TEXT BLOCK.
# # #

Self-Assessment Tax Returns: A Step-by-Step Guide for UK Freelancers and Side Hustlers
The first time I filed a self-assessment tax return, I did it on 30 January at 11pm — one hour before the deadline, with a cold sweat and a browser full of panicked Google searches. The payment was wrong, I'd missed a deductible expense worth £900, and HMRC's website crashed twice. I know I'm not alone in this. Around 12 million people in the UK file self-assessment returns each year, and a significant portion leave it until the absolute last minute, making mistakes that cost them real money.
Whether you're a full-time freelancer, a contractor, or someone who earns a bit on the side selling crafts on Etsy or tutoring on weekends, here's exactly how self-assessment works — from registering with HMRC to pressing submit.
Who Actually Needs to File a Self-Assessment Return?
Not everyone who earns money needs to file. If you're employed and paid through PAYE with no other income, your employer handles your tax and you never touch a tax return. Self-assessment is for people whose tax affairs are too complicated for automatic deduction.
You need to file if any of the following apply:
- You earned more than £1,000 from self-employment (that's the trading allowance threshold — below £1,000, you don't need to report it)
- You're a partner in a business partnership
- You had untaxed income — rental income, foreign income, savings interest above your allowance, or investment gains above the annual exempt amount
- You earned over £150,000 in a tax year (even if all through PAYE)
- You need to claim tax relief on pension contributions or Gift Aid donations
- You received the High Income Child Benefit Charge (income over £60,000 while receiving Child Benefit)

# # #

SUPPLIED ENTRIES.
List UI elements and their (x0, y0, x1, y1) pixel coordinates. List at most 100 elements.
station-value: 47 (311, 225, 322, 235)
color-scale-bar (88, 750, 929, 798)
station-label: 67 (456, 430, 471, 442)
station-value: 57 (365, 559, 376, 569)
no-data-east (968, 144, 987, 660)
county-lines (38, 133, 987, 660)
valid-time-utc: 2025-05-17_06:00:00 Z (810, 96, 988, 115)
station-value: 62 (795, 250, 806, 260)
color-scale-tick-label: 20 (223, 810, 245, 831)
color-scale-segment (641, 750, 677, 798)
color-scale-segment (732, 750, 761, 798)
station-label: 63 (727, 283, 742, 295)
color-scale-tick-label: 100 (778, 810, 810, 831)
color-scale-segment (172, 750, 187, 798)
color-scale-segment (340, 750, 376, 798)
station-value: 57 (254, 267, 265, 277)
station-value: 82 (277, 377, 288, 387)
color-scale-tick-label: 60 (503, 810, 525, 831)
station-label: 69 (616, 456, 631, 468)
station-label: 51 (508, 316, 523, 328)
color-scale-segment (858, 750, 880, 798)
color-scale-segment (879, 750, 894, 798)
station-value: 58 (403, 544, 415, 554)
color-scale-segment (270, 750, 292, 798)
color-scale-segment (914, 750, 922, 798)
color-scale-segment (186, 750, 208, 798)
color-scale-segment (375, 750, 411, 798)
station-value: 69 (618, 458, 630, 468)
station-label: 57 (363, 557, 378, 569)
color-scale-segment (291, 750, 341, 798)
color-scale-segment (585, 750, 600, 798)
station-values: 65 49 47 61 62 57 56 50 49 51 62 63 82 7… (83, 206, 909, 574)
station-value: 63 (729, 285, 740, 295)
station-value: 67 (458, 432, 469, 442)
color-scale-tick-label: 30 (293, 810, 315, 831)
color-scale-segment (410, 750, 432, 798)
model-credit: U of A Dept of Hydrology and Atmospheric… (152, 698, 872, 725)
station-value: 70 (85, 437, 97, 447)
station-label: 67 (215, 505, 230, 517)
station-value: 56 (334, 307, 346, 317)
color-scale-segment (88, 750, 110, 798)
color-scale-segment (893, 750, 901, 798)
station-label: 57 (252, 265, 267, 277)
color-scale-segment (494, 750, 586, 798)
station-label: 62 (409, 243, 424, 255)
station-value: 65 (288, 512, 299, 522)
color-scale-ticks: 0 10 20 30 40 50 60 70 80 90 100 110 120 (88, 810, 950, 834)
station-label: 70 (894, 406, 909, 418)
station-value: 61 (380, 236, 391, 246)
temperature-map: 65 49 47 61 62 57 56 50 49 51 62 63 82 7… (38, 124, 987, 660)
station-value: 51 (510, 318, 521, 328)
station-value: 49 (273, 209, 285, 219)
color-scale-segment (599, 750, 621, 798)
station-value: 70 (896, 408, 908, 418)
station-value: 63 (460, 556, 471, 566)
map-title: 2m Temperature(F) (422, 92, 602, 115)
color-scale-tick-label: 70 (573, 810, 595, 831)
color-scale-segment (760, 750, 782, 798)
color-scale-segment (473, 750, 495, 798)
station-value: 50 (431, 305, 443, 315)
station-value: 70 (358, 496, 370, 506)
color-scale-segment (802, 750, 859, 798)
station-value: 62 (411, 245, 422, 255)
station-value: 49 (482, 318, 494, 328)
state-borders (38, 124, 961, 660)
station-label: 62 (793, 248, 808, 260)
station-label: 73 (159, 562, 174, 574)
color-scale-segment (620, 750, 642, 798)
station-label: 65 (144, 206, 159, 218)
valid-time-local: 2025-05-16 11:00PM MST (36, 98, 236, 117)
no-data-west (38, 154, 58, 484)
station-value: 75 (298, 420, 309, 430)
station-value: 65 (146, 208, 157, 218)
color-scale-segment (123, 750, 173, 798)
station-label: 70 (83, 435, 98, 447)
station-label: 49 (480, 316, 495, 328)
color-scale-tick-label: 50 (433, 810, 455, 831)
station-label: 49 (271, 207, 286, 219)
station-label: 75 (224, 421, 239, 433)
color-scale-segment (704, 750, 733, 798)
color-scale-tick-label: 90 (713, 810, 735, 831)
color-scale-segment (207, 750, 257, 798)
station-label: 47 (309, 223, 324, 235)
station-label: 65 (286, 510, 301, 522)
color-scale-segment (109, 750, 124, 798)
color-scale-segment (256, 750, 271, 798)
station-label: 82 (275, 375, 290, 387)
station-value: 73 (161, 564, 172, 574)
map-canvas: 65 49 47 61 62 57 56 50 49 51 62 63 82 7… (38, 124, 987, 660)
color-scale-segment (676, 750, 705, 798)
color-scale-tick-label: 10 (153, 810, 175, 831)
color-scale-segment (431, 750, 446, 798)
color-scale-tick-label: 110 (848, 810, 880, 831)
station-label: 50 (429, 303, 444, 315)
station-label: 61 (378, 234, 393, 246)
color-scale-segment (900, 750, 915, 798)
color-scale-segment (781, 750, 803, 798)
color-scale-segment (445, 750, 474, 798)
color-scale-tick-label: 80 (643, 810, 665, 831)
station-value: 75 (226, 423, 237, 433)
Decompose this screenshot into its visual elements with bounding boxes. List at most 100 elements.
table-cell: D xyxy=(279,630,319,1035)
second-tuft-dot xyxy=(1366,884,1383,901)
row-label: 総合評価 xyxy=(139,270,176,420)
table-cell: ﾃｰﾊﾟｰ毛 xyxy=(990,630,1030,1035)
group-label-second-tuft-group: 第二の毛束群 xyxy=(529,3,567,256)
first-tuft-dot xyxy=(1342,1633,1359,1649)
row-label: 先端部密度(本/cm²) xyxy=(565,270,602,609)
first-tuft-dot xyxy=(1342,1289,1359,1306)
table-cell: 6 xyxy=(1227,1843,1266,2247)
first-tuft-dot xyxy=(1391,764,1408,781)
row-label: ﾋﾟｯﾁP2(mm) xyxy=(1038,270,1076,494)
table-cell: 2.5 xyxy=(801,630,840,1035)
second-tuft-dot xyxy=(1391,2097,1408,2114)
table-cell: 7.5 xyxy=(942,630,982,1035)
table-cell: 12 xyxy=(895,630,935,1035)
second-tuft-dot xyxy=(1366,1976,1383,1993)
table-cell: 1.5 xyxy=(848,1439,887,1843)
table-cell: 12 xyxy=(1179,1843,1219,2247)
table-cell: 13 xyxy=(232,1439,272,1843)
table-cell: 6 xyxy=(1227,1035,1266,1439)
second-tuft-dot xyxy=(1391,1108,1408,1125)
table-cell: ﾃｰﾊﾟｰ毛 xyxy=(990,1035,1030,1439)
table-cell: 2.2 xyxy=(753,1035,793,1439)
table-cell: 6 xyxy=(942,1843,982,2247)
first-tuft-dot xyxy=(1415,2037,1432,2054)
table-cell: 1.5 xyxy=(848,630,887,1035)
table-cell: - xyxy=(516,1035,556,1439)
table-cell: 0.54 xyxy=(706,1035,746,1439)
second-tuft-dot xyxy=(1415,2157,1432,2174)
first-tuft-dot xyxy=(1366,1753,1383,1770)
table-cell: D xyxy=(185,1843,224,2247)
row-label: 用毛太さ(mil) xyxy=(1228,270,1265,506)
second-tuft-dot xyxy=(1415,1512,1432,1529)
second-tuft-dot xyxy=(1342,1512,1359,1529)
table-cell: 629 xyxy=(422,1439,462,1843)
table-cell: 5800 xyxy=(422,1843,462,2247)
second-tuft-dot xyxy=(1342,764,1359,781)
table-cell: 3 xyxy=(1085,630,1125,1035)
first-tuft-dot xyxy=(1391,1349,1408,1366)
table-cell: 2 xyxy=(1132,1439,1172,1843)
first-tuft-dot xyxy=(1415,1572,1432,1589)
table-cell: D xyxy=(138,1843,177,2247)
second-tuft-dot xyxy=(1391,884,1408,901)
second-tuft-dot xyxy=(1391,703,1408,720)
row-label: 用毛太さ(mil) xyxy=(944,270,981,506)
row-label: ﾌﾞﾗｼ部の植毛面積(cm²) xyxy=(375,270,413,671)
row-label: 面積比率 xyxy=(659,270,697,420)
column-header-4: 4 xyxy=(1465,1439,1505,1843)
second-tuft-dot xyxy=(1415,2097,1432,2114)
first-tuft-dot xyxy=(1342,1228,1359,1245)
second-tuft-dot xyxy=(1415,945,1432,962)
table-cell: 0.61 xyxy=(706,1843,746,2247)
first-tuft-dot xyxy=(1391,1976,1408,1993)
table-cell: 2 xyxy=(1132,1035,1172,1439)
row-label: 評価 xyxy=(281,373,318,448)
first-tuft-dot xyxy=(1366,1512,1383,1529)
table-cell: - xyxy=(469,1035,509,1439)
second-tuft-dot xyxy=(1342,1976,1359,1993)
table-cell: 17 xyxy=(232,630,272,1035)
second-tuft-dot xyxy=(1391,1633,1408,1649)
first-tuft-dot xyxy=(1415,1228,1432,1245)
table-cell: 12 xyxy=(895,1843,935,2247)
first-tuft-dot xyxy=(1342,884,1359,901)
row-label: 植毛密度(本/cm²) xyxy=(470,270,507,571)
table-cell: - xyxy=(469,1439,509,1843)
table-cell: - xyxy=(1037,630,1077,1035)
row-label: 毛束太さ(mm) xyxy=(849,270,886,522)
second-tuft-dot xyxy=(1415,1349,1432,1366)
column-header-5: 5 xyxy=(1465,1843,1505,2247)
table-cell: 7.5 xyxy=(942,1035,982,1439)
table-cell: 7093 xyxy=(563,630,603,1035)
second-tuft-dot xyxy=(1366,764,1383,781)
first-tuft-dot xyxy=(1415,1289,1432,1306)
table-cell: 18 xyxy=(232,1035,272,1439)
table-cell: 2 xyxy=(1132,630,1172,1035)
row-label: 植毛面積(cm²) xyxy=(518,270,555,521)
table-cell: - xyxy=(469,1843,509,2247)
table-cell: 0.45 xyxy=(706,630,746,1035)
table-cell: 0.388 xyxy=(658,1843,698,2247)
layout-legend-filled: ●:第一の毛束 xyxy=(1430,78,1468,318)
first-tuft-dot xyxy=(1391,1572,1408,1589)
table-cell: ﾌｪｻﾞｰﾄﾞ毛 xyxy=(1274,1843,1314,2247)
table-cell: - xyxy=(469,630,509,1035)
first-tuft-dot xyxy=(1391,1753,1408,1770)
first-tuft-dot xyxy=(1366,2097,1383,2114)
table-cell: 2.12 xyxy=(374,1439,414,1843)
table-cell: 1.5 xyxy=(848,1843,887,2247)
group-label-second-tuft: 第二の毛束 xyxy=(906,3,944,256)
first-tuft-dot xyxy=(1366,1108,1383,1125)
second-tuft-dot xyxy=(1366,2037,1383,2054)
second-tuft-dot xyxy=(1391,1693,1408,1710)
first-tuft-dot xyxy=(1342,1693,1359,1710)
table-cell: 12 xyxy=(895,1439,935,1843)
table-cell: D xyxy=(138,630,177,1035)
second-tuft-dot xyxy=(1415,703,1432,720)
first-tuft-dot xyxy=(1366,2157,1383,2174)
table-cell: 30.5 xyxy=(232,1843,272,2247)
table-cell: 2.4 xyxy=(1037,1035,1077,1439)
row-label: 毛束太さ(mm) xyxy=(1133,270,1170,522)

# # #

Write out the passage of the self-assessment tax guide word for word, starting with "Not everyone who" and going on through "all through PAYE)".

Not everyone who earns money needs to file. If you're employed and paid through PAYE with no other income, your employer handles your tax and you never touch a tax return. Self-assessment is for people whose tax affairs are too complicated for automatic deduction.
You need to file if any of the following apply:
- You earned more than £1,000 from self-employment (that's the trading allowance threshold — below £1,000, you don't need to report it)
- You're a partner in a business partnership
- You had untaxed income — rental income, foreign income, savings interest above your allowance, or investment gains above the annual exempt amount
- You earned over £150,000 in a tax year (even if all through PAYE)